***** 给定文本 *****

CREATE readable external TABLE ext_part ( p_partkey bigint , p_name VARCHAR(55) , p_mfgr CHAR(25) , 
  p_brand CHAR(10) , p_type VARCHAR(25) , p_size bigint , p_container CHAR(10) , 
  p_retailprice double precision , p_comment VARCHAR(23) ) 
    location('oss://oss-cn-beijing.aliyuncs.com 
    filepath=data/tpch_data_1000x/part.tbl 
    id= $AccessKey key= $AccessKeySecret 
    bucket=oss-y') FORMAT 'TEXT' (DELIMITER '|' ) ;

CREATE readable external TABLE ext_partsupp ( ps_partkey bigint , ps_suppkey bigint , 
  ps_availqty bigint , ps_supplycost double precision , ps_comment VARCHAR(199) ) 
    location('oss://oss-cn-beijing.aliyuncs.com 
    filepath=data/tpch_data_1000x/partsupp.tbl 
    id= $AccessKey key= $AccessKeySecret 
    bucket=oss-y') FORMAT 'TEXT' (DELIMITER '|' ) ;

CREATE readable external TABLE ext_supplier ( s_suppkey bigint , s_name CHAR(25) , 
  s_address VARCHAR(40) , s_nationkey bigint , s_phone CHAR(15) , s_acctbal DECIMAL(15,2) , 
  s_comment VARCHAR(101) )

***** 记录摘录 *****

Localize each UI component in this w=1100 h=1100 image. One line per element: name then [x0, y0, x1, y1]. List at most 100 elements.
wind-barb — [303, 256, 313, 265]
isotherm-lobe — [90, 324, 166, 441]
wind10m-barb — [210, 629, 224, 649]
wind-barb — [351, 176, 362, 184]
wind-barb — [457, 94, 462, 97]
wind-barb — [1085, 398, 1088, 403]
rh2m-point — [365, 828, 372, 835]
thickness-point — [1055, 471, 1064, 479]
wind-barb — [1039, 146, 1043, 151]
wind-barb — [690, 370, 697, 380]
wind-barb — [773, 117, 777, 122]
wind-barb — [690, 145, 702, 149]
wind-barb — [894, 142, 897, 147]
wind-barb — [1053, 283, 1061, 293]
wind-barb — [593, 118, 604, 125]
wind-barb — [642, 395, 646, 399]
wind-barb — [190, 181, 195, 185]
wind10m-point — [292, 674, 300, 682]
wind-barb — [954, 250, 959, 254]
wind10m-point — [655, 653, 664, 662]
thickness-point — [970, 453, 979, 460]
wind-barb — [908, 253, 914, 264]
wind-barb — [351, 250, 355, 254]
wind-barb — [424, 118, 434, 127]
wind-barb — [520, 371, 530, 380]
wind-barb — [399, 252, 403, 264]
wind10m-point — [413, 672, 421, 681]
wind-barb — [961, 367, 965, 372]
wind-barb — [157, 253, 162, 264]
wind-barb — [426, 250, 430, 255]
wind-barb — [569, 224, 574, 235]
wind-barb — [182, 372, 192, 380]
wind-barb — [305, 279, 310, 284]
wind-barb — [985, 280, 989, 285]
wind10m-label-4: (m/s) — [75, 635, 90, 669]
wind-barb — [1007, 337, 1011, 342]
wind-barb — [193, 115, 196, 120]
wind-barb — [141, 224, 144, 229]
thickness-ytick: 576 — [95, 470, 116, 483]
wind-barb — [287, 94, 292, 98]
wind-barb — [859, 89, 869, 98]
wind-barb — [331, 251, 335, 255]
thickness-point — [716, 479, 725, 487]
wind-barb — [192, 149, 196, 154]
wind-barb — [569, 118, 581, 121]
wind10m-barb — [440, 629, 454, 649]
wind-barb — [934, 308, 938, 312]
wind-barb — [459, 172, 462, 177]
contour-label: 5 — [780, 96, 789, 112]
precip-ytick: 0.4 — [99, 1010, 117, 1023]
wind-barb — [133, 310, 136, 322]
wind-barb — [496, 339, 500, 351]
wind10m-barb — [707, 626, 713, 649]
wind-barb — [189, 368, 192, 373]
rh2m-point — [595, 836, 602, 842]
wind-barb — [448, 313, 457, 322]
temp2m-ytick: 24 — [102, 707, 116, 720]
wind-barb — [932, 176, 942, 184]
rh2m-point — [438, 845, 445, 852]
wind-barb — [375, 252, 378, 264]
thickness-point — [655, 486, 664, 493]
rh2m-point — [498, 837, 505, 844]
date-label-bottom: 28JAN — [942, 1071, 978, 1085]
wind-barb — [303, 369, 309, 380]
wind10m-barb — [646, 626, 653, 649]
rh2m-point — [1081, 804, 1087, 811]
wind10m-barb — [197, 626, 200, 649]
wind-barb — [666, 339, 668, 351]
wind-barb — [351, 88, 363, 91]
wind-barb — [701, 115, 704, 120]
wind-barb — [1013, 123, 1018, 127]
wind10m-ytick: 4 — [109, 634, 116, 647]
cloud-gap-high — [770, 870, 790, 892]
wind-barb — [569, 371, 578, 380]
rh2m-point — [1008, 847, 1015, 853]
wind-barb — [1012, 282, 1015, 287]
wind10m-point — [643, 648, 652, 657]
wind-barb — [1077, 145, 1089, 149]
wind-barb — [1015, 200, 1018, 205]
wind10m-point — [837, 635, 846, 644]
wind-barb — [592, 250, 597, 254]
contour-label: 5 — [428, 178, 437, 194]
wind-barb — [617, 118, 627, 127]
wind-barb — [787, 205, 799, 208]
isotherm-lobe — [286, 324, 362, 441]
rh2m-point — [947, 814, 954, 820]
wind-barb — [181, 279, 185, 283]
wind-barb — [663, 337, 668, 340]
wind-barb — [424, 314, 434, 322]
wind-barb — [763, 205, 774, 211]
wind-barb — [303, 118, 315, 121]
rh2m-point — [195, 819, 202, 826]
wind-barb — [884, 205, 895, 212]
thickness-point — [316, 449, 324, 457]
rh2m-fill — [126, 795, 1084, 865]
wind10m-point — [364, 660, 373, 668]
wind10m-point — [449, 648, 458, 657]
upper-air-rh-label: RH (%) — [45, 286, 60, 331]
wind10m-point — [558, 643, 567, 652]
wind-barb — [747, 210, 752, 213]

*****

练习说明.
1. 请将这段 OSS 外部表建表语句中以“CREATE readable external TABLE ext_partsupp”开头的那一段改写成条目清单，保留其主要信息。
2. 在这段 OSS 外部表建表语句中，ext_part 表的 filepath 指向哪个文件？
3. 请从末尾接着续写这段 OSS 外部表建表语句。
上述记录取自另一来源。

逐题答案.
1.
- 表：可读外部表 ext_partsupp
- 列：ps_partkey bigint、ps_suppkey bigint、ps_availqty bigint、ps_supplycost double precision、ps_comment VARCHAR(199)
- 位置：oss://oss-cn-beijing.aliyuncs.com，文件路径 data/tpch_data_1000x/partsupp.tbl，bucket 为 oss-y
- 凭据：id= $AccessKey，key= $AccessKeySecret
- 格式：TEXT，分隔符为 '|'

2. data/tpch_data_1000x/part.tbl

3.
    location('oss://oss-cn-beijing.aliyuncs.com 
    filepath=data/tpch_data_1000x/supplier.tbl 
    id= $AccessKey key= $AccessKeySecret
    bucket=oss-y') FORMAT 'TEXT' (DELIMITER '|' ) ;

CREATE readable external TABLE ext_customer ( c_custkey bigint , c_name VARCHAR(25) , 
  c_address VARCHAR(40) , c_nationkey bigint , c_phone CHAR(15) , c_acctbal double precision , 
  c_mktsegment CHAR(10) , c_comment VARCHAR(117) ) 
    location('oss://oss-cn-beijing.aliyuncs.com 
    filepath=data/tpch_data_1000x/customer.tbl 
    id= $AccessKey key= $AccessKeySecret
    bucket=oss-y') FORMAT 'TEXT' (DELIMITER '|' ) ;

从OSS外表写入TPC-H数据到AnalyticDB for PostgreSQL

insert into nation select * from ext_nation;
insert into region select * from ext_region;
insert into lineitem select * from ext_lineitem;
insert into orders select * from ext_orders;
insert into customer select * from ext_customer;
insert into part select * from ext_part;
insert into partsupp select * from ext_partsupp;
insert into supplier select * from ext_supplier;

至此数据导入完毕,进入查询执行阶段

收集统计信息

analyze nation;
analyze region;
analyze lineitem;
analyze orders;
analyze customer;
analyze part;
analyze partsupp;
analyze supplier;

执行查询

使用如下shell脚本测试,也可以通过psql等其他客户端逐条执行查询SQL。具体的22条SQL语句见本文最后。

查询加速

特别的,AnalyticDB for PostgreSQL 6.0 的向量加速引擎,可以提升查询性能1倍左右。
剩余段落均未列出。